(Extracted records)
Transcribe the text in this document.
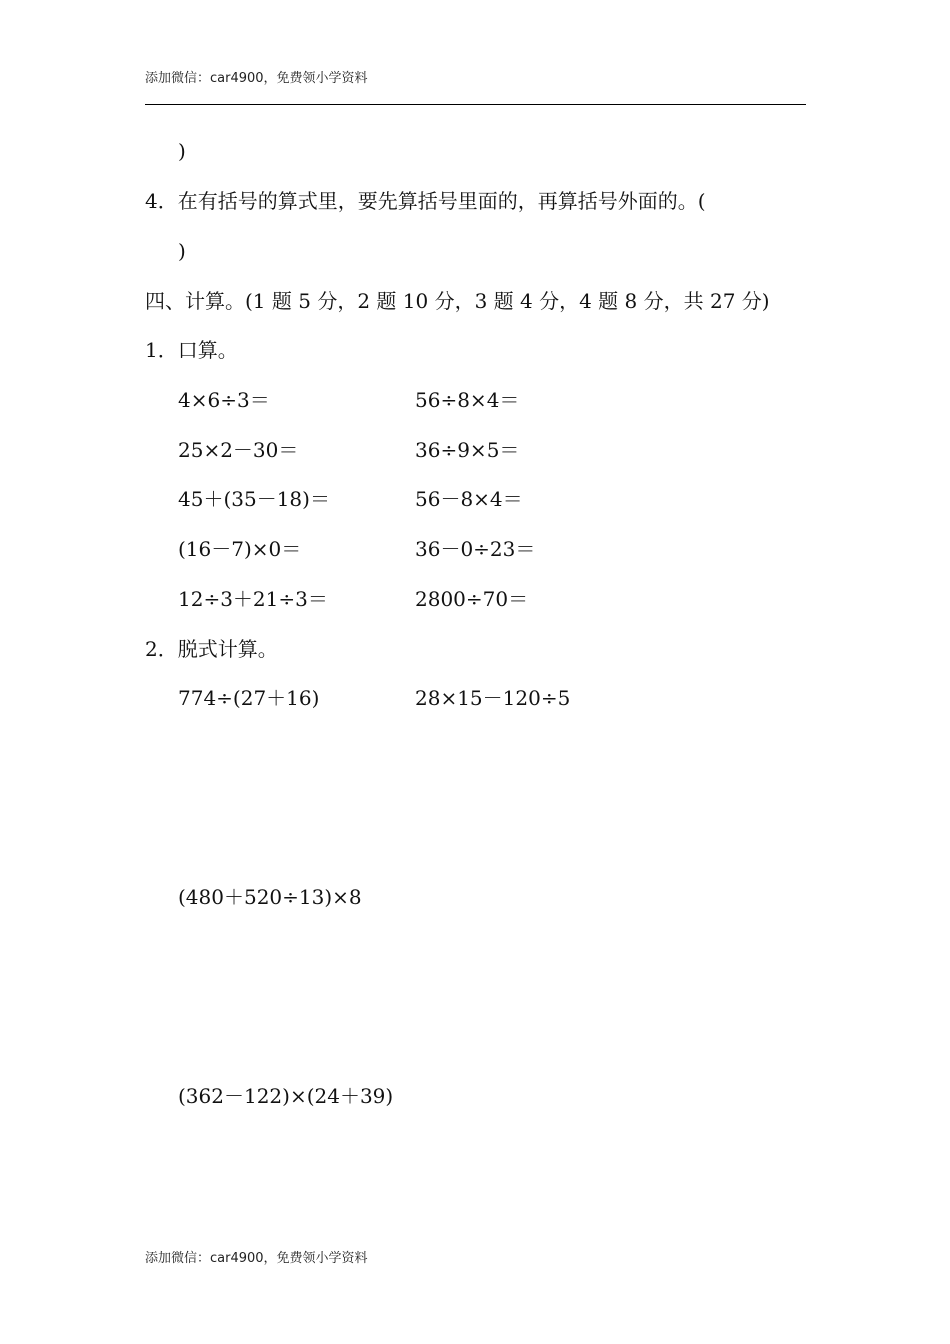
添加微信：car4900，免费领小学资料
)
4．在有括号的算式里，要先算括号里面的，再算括号外面的。(
)
四、计算。(1 题 5 分，2 题 10 分，3 题 4 分，4 题 8 分，共 27 分)
1．口算。
4×6÷3＝	56÷8×4＝
25×2－30＝	36÷9×5＝
45＋(35－18)＝	56－8×4＝
(16－7)×0＝	36－0÷23＝
12÷3＋21÷3＝	2800÷70＝
2．脱式计算。
774÷(27＋16)	28×15－120÷5
(480＋520÷13)×8
(362－122)×(24＋39)
添加微信：car4900，免费领小学资料
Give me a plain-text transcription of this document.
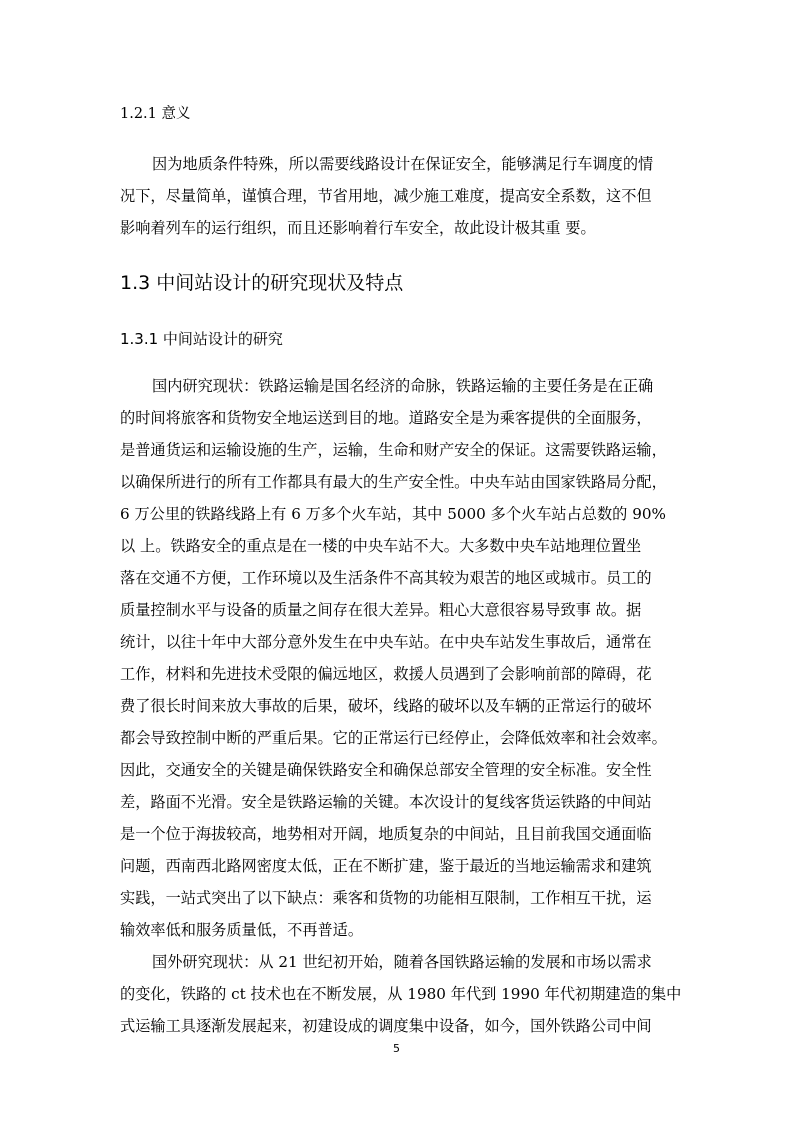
1.2.1 意义
因为地质条件特殊，所以需要线路设计在保证安全，能够满足行车调度的情
况下，尽量简单，谨慎合理，节省用地，减少施工难度，提高安全系数，这不但
影响着列车的运行组织，而且还影响着行车安全，故此设计极其重 要。
1.3 中间站设计的研究现状及特点
1.3.1 中间站设计的研究
国内研究现状：铁路运输是国名经济的命脉，铁路运输的主要任务是在正确
的时间将旅客和货物安全地运送到目的地。道路安全是为乘客提供的全面服务，
是普通货运和运输设施的生产，运输，生命和财产安全的保证。这需要铁路运输，
以确保所进行的所有工作都具有最大的生产安全性。中央车站由国家铁路局分配，
6 万公里的铁路线路上有 6 万多个火车站，其中 5000 多个火车站占总数的 90%
以 上。铁路安全的重点是在一楼的中央车站不大。大多数中央车站地理位置坐
落在交通不方便，工作环境以及生活条件不高其较为艰苦的地区或城市。员工的
质量控制水平与设备的质量之间存在很大差异。粗心大意很容易导致事 故。据
统计，以往十年中大部分意外发生在中央车站。在中央车站发生事故后，通常在
工作，材料和先进技术受限的偏远地区，救援人员遇到了会影响前部的障碍，花
费了很长时间来放大事故的后果，破坏，线路的破坏以及车辆的正常运行的破坏
都会导致控制中断的严重后果。它的正常运行已经停止，会降低效率和社会效率。
因此，交通安全的关键是确保铁路安全和确保总部安全管理的安全标准。安全性
差，路面不光滑。安全是铁路运输的关键。本次设计的复线客货运铁路的中间站
是一个位于海拔较高，地势相对开阔，地质复杂的中间站，且目前我国交通面临
问题，西南西北路网密度太低，正在不断扩建，鉴于最近的当地运输需求和建筑
实践，一站式突出了以下缺点：乘客和货物的功能相互限制，工作相互干扰，运
输效率低和服务质量低，不再普适。
国外研究现状：从 21 世纪初开始，随着各国铁路运输的发展和市场以需求
的变化，铁路的 ct 技术也在不断发展，从 1980 年代到 1990 年代初期建造的集中
式运输工具逐渐发展起来，初建设成的调度集中设备，如今，国外铁路公司中间
5
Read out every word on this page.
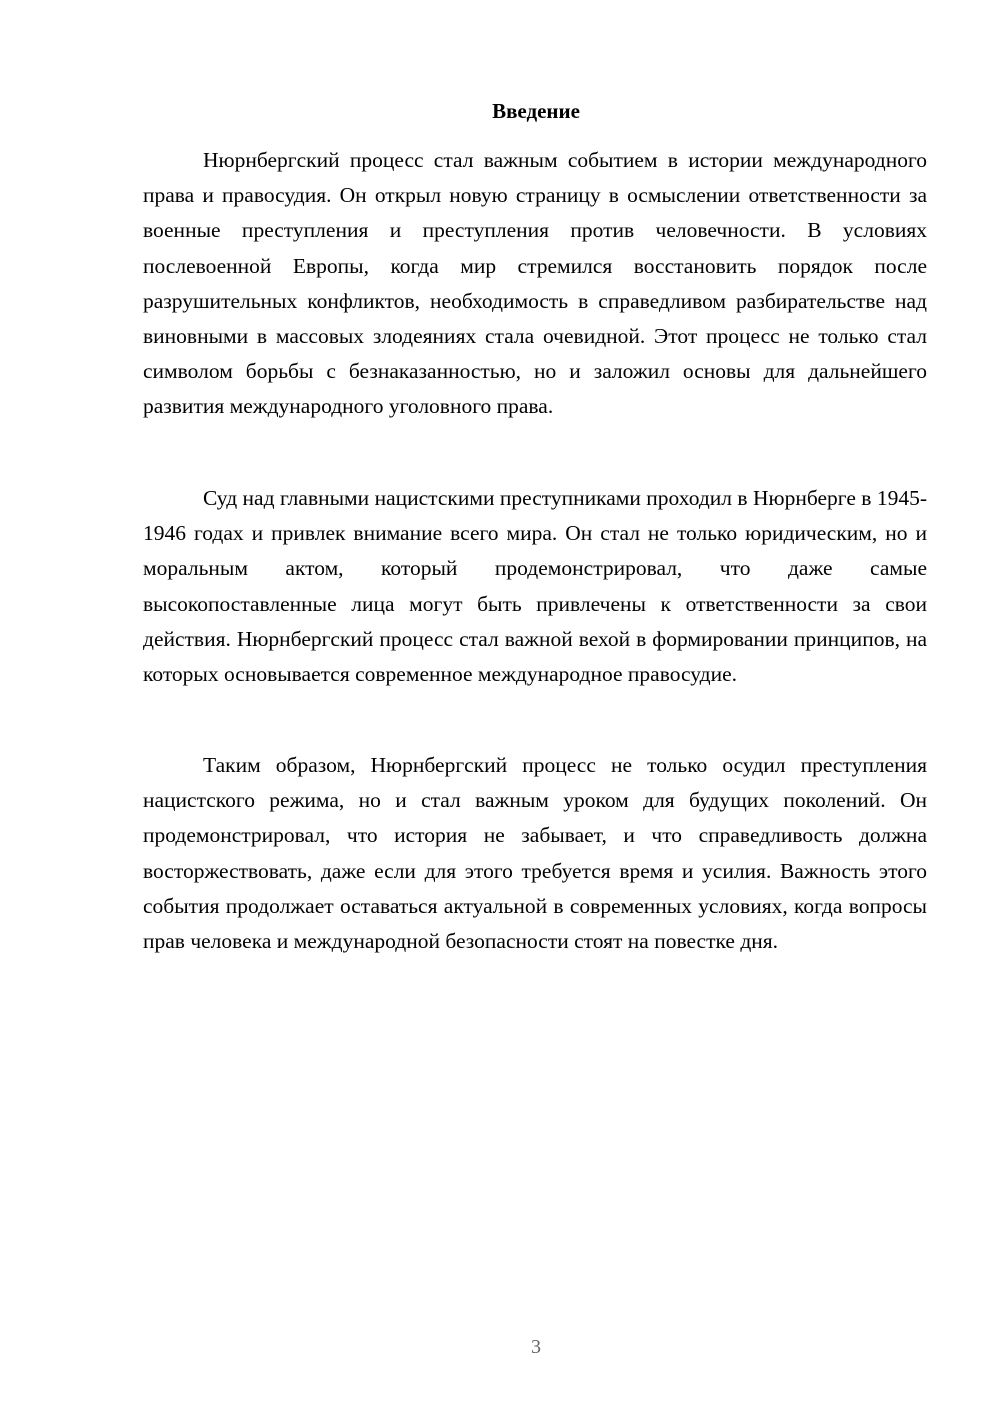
Введение

Нюрнбергский процесс стал важным событием в истории международного права и правосудия. Он открыл новую страницу в осмыслении ответственности за военные преступления и преступления против человечности. В условиях послевоенной Европы, когда мир стремился восстановить порядок после разрушительных конфликтов, необходимость в справедливом разбирательстве над виновными в массовых злодеяниях стала очевидной. Этот процесс не только стал символом борьбы с безнаказанностью, но и заложил основы для дальнейшего развития международного уголовного права.

Суд над главными нацистскими преступниками проходил в Нюрнберге в 1945-1946 годах и привлек внимание всего мира. Он стал не только юридическим, но и моральным актом, который продемонстрировал, что даже самые высокопоставленные лица могут быть привлечены к ответственности за свои действия. Нюрнбергский процесс стал важной вехой в формировании принципов, на которых основывается современное международное правосудие.

Таким образом, Нюрнбергский процесс не только осудил преступления нацистского режима, но и стал важным уроком для будущих поколений. Он продемонстрировал, что история не забывает, и что справедливость должна восторжествовать, даже если для этого требуется время и усилия. Важность этого события продолжает оставаться актуальной в современных условиях, когда вопросы прав человека и международной безопасности стоят на повестке дня.

3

• [Stated exercise]: Give back all entries exactly. No pictures belong in the copy.

• [Problem solution]:
Transcribe the text in this document.
添加微信：car4900，免费领小学资料
)
4．在有括号的算式里，要先算括号里面的，再算括号外面的。(
)
四、计算。(1 题 5 分，2 题 10 分，3 题 4 分，4 题 8 分，共 27 分)
1．口算。
4×6÷3＝	56÷8×4＝
25×2－30＝	36÷9×5＝
45＋(35－18)＝	56－8×4＝
(16－7)×0＝	36－0÷23＝
12÷3＋21÷3＝	2800÷70＝
2．脱式计算。
774÷(27＋16)	28×15－120÷5
(480＋520÷13)×8
(362－122)×(24＋39)
添加微信：car4900，免费领小学资料
Give me a plain-text transcription of this document.
1.2.1 意义
因为地质条件特殊，所以需要线路设计在保证安全，能够满足行车调度的情
况下，尽量简单，谨慎合理，节省用地，减少施工难度，提高安全系数，这不但
影响着列车的运行组织，而且还影响着行车安全，故此设计极其重 要。
1.3 中间站设计的研究现状及特点
1.3.1 中间站设计的研究
国内研究现状：铁路运输是国名经济的命脉，铁路运输的主要任务是在正确
的时间将旅客和货物安全地运送到目的地。道路安全是为乘客提供的全面服务，
是普通货运和运输设施的生产，运输，生命和财产安全的保证。这需要铁路运输，
以确保所进行的所有工作都具有最大的生产安全性。中央车站由国家铁路局分配，
6 万公里的铁路线路上有 6 万多个火车站，其中 5000 多个火车站占总数的 90%
以 上。铁路安全的重点是在一楼的中央车站不大。大多数中央车站地理位置坐
落在交通不方便，工作环境以及生活条件不高其较为艰苦的地区或城市。员工的
质量控制水平与设备的质量之间存在很大差异。粗心大意很容易导致事 故。据
统计，以往十年中大部分意外发生在中央车站。在中央车站发生事故后，通常在
工作，材料和先进技术受限的偏远地区，救援人员遇到了会影响前部的障碍，花
费了很长时间来放大事故的后果，破坏，线路的破坏以及车辆的正常运行的破坏
都会导致控制中断的严重后果。它的正常运行已经停止，会降低效率和社会效率。
因此，交通安全的关键是确保铁路安全和确保总部安全管理的安全标准。安全性
差，路面不光滑。安全是铁路运输的关键。本次设计的复线客货运铁路的中间站
是一个位于海拔较高，地势相对开阔，地质复杂的中间站，且目前我国交通面临
问题，西南西北路网密度太低，正在不断扩建，鉴于最近的当地运输需求和建筑
实践，一站式突出了以下缺点：乘客和货物的功能相互限制，工作相互干扰，运
输效率低和服务质量低，不再普适。
国外研究现状：从 21 世纪初开始，随着各国铁路运输的发展和市场以需求
的变化，铁路的 ct 技术也在不断发展，从 1980 年代到 1990 年代初期建造的集中
式运输工具逐渐发展起来，初建设成的调度集中设备，如今，国外铁路公司中间
5
Read out every word on this page.
Введение

Нюрнбергский процесс стал важным событием в истории международного права и правосудия. Он открыл новую страницу в осмыслении ответственности за военные преступления и преступления против человечности. В условиях послевоенной Европы, когда мир стремился восстановить порядок после разрушительных конфликтов, необходимость в справедливом разбирательстве над виновными в массовых злодеяниях стала очевидной. Этот процесс не только стал символом борьбы с безнаказанностью, но и заложил основы для дальнейшего развития международного уголовного права.

Суд над главными нацистскими преступниками проходил в Нюрнберге в 1945-1946 годах и привлек внимание всего мира. Он стал не только юридическим, но и моральным актом, который продемонстрировал, что даже самые высокопоставленные лица могут быть привлечены к ответственности за свои действия. Нюрнбергский процесс стал важной вехой в формировании принципов, на которых основывается современное международное правосудие.

Таким образом, Нюрнбергский процесс не только осудил преступления нацистского режима, но и стал важным уроком для будущих поколений. Он продемонстрировал, что история не забывает, и что справедливость должна восторжествовать, даже если для этого требуется время и усилия. Важность этого события продолжает оставаться актуальной в современных условиях, когда вопросы прав человека и международной безопасности стоят на повестке дня.

3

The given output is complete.